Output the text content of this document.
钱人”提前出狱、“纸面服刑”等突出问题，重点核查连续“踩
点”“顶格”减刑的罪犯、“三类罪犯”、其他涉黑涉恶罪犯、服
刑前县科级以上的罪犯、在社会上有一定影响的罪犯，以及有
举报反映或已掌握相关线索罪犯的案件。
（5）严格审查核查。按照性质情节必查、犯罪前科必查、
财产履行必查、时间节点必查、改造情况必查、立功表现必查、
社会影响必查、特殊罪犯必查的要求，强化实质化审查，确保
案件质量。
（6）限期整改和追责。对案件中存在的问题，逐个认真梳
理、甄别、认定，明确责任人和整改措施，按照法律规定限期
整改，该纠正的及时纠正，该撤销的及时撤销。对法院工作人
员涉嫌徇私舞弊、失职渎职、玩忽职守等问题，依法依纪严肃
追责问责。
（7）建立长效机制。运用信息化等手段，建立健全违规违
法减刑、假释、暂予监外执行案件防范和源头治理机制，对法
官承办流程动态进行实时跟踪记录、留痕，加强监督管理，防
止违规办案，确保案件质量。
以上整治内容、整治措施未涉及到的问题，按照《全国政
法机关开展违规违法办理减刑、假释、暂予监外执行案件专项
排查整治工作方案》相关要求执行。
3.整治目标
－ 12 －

——————

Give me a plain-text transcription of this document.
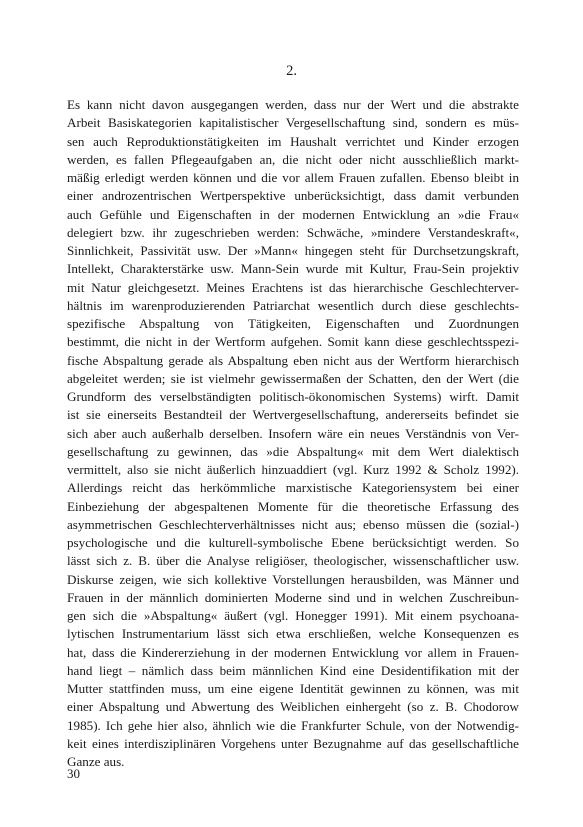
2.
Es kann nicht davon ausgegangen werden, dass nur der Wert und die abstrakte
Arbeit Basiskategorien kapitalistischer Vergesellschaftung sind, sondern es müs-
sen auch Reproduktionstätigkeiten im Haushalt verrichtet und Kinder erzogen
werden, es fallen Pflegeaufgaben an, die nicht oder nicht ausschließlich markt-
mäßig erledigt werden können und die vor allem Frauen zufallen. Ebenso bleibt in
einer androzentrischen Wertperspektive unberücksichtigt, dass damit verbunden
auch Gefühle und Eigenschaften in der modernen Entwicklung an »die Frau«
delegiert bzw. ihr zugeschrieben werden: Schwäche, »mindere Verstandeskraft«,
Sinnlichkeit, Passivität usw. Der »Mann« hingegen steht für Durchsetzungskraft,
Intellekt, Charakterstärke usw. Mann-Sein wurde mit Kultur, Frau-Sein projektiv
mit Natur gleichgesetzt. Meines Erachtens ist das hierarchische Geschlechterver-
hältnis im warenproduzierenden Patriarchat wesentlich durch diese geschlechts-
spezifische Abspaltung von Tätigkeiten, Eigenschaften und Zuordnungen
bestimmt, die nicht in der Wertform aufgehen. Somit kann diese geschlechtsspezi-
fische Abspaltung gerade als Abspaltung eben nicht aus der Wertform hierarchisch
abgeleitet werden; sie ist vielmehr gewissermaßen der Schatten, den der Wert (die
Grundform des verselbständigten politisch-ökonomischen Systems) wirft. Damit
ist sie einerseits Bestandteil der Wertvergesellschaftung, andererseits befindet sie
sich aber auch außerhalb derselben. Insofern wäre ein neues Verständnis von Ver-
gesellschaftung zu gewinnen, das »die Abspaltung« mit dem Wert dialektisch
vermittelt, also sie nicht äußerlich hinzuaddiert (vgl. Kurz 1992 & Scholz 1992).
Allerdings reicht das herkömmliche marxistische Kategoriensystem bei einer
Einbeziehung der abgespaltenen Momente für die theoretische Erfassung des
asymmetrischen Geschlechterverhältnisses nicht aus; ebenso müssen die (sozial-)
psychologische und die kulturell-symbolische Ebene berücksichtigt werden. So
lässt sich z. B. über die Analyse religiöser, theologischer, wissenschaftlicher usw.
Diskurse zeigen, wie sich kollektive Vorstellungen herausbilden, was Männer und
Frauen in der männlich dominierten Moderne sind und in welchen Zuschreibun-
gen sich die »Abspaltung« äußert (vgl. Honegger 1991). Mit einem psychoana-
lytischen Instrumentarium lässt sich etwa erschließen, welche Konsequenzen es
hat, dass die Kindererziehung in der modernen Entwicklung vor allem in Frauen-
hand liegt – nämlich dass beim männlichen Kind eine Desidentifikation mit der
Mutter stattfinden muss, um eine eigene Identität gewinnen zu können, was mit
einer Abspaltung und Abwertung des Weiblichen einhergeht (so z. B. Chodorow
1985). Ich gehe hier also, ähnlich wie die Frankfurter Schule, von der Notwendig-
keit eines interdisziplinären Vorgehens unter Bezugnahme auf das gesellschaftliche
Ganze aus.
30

——————

• What this task involves
Pull every line containing "Abspaltung" from the material above.

• Output
spezifische Abspaltung von Tätigkeiten, Eigenschaften und Zuordnungen
fische Abspaltung gerade als Abspaltung eben nicht aus der Wertform hierarchisch
gesellschaftung zu gewinnen, das »die Abspaltung« mit dem Wert dialektisch
gen sich die »Abspaltung« äußert (vgl. Honegger 1991). Mit einem psychoana-
einer Abspaltung und Abwertung des Weiblichen einhergeht (so z. B. Chodorow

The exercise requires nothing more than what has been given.